**TO BE DONE:**
Quote the data below in full, minus the images.

─── LISTING

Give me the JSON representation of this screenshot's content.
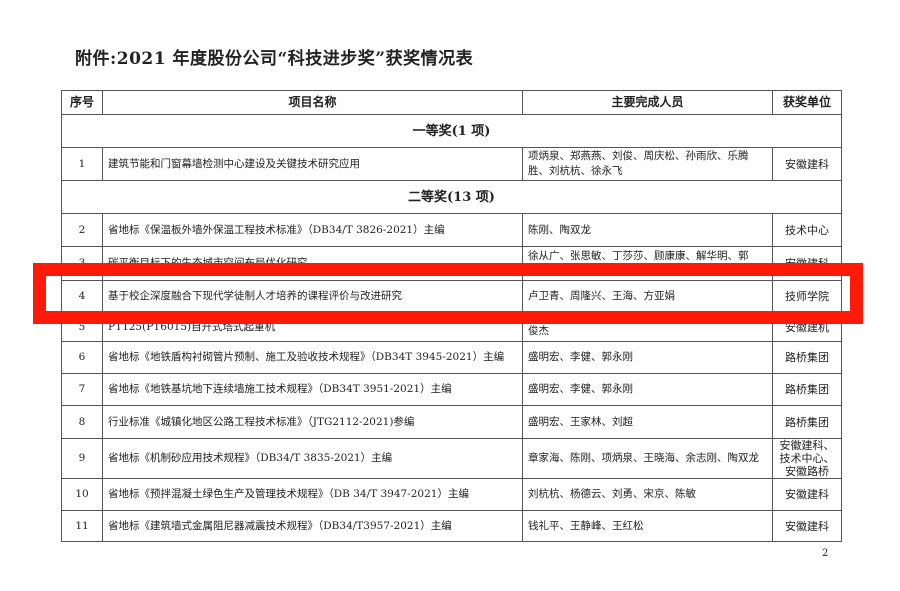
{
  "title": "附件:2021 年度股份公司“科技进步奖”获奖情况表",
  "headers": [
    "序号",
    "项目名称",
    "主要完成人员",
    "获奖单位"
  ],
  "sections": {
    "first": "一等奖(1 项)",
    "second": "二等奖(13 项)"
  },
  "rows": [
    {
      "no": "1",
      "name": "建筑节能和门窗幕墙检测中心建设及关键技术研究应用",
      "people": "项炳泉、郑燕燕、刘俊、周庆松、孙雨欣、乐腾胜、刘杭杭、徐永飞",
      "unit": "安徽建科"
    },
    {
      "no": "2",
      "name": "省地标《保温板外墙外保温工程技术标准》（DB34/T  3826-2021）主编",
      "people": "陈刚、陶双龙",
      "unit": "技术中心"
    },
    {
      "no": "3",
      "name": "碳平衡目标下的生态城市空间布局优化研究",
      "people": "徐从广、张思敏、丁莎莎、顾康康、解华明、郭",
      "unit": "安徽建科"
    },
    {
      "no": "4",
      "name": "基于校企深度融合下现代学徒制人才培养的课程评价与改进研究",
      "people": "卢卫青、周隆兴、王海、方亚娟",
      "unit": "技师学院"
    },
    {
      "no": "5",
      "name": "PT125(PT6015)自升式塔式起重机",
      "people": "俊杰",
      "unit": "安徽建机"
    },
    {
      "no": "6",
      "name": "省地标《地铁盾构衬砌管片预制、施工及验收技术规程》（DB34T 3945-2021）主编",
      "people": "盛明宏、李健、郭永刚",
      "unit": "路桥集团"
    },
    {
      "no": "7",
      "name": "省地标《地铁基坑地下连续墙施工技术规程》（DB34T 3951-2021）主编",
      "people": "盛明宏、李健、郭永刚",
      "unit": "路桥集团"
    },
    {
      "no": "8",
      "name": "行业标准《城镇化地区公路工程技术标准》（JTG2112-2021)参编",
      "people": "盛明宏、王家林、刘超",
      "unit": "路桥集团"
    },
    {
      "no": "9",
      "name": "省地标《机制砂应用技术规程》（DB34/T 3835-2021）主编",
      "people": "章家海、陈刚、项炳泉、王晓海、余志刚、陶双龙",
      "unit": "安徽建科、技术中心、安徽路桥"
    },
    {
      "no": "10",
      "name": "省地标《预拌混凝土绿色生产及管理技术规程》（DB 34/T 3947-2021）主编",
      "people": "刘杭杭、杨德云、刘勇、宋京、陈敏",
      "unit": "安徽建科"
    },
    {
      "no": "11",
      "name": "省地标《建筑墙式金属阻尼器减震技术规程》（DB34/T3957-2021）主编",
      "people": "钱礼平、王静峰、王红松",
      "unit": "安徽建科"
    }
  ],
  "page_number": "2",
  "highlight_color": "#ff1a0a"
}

──────

**RESULT:**
Give me the JSON representation of this screenshot's content.
{
  "title": "附件:2021 年度股份公司“科技进步奖”获奖情况表",
  "headers": [
    "序号",
    "项目名称",
    "主要完成人员",
    "获奖单位"
  ],
  "sections": {
    "first": "一等奖(1 项)",
    "second": "二等奖(13 项)"
  },
  "rows": [
    {
      "no": "1",
      "name": "建筑节能和门窗幕墙检测中心建设及关键技术研究应用",
      "people": "项炳泉、郑燕燕、刘俊、周庆松、孙雨欣、乐腾胜、刘杭杭、徐永飞",
      "unit": "安徽建科"
    },
    {
      "no": "2",
      "name": "省地标《保温板外墙外保温工程技术标准》（DB34/T  3826-2021）主编",
      "people": "陈刚、陶双龙",
      "unit": "技术中心"
    },
    {
      "no": "3",
      "name": "碳平衡目标下的生态城市空间布局优化研究",
      "people": "徐从广、张思敏、丁莎莎、顾康康、解华明、郭",
      "unit": "安徽建科"
    },
    {
      "no": "4",
      "name": "基于校企深度融合下现代学徒制人才培养的课程评价与改进研究",
      "people": "卢卫青、周隆兴、王海、方亚娟",
      "unit": "技师学院"
    },
    {
      "no": "5",
      "name": "PT125(PT6015)自升式塔式起重机",
      "people": "俊杰",
      "unit": "安徽建机"
    },
    {
      "no": "6",
      "name": "省地标《地铁盾构衬砌管片预制、施工及验收技术规程》（DB34T 3945-2021）主编",
      "people": "盛明宏、李健、郭永刚",
      "unit": "路桥集团"
    },
    {
      "no": "7",
      "name": "省地标《地铁基坑地下连续墙施工技术规程》（DB34T 3951-2021）主编",
      "people": "盛明宏、李健、郭永刚",
      "unit": "路桥集团"
    },
    {
      "no": "8",
      "name": "行业标准《城镇化地区公路工程技术标准》（JTG2112-2021)参编",
      "people": "盛明宏、王家林、刘超",
      "unit": "路桥集团"
    },
    {
      "no": "9",
      "name": "省地标《机制砂应用技术规程》（DB34/T 3835-2021）主编",
      "people": "章家海、陈刚、项炳泉、王晓海、余志刚、陶双龙",
      "unit": "安徽建科、技术中心、安徽路桥"
    },
    {
      "no": "10",
      "name": "省地标《预拌混凝土绿色生产及管理技术规程》（DB 34/T 3947-2021）主编",
      "people": "刘杭杭、杨德云、刘勇、宋京、陈敏",
      "unit": "安徽建科"
    },
    {
      "no": "11",
      "name": "省地标《建筑墙式金属阻尼器减震技术规程》（DB34/T3957-2021）主编",
      "people": "钱礼平、王静峰、王红松",
      "unit": "安徽建科"
    }
  ],
  "page_number": "2",
  "highlight_color": "#ff1a0a"
}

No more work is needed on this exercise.